SHORT TASK: In how many lines of the data does the word "Glamorgan" appear? Give the number by itself.

GIVEN INFORMATION:
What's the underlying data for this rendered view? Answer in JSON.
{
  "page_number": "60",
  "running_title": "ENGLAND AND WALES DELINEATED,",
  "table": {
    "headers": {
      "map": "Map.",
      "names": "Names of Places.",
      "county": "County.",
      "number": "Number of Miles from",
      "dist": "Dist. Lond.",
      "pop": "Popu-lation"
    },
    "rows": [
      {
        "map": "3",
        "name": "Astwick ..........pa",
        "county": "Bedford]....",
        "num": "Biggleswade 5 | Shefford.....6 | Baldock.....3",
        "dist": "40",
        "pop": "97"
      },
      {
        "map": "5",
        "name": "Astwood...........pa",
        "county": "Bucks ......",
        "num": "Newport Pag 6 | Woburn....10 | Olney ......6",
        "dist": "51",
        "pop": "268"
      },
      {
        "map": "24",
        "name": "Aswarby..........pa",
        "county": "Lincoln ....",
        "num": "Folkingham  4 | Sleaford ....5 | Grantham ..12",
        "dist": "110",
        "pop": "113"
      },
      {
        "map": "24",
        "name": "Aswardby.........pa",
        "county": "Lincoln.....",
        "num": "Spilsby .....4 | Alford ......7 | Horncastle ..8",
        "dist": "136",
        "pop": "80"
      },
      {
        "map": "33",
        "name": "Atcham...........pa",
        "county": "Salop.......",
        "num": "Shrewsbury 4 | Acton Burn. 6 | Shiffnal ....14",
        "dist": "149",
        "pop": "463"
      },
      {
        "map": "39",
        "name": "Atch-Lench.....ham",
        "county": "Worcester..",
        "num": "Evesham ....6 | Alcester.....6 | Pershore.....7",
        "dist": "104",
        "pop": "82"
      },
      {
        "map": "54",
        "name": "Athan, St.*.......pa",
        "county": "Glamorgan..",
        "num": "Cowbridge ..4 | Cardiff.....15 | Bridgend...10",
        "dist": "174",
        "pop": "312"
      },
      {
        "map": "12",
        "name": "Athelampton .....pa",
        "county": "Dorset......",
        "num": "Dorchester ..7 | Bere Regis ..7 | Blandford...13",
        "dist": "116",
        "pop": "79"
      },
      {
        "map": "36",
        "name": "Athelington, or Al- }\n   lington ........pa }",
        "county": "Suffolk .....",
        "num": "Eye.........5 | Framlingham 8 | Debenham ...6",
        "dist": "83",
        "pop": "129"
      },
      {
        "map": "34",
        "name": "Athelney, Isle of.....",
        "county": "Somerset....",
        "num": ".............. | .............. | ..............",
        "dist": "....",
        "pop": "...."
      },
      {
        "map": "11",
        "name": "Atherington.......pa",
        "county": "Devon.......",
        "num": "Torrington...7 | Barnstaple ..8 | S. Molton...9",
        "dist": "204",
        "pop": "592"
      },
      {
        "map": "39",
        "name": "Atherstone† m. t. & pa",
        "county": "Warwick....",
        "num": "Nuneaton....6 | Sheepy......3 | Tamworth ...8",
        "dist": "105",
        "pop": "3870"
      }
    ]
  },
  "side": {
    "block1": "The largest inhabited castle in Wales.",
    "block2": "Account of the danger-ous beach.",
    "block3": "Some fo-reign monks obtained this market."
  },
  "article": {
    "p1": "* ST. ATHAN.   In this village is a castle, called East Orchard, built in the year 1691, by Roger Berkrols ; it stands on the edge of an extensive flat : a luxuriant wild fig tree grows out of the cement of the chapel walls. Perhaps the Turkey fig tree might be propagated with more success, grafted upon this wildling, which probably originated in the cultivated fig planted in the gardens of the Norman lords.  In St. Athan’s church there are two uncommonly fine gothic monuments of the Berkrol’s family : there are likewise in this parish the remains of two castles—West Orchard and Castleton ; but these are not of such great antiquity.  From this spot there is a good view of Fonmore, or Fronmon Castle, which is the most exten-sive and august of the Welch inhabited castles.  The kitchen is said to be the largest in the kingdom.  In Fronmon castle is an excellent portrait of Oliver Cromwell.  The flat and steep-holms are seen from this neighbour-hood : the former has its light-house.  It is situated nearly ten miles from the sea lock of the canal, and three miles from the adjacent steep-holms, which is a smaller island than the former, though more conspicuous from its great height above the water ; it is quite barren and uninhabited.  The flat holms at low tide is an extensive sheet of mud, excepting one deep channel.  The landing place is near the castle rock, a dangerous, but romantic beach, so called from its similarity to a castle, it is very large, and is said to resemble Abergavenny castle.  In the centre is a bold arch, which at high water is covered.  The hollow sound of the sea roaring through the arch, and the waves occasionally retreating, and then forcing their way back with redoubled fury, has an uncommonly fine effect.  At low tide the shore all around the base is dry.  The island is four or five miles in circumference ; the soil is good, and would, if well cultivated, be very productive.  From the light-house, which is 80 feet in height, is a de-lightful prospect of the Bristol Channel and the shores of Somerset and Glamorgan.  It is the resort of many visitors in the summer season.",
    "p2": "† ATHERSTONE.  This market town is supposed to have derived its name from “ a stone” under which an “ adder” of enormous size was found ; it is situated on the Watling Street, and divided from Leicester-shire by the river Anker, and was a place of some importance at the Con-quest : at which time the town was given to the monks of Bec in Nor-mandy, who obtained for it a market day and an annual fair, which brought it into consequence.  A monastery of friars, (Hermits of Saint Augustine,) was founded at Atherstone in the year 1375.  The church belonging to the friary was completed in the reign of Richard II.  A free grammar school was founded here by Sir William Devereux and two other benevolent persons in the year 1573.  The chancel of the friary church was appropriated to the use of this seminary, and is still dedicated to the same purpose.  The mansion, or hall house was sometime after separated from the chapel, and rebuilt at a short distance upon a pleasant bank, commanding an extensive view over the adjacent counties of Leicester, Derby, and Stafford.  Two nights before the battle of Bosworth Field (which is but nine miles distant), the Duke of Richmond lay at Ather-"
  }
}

FINISHED ANSWER: 2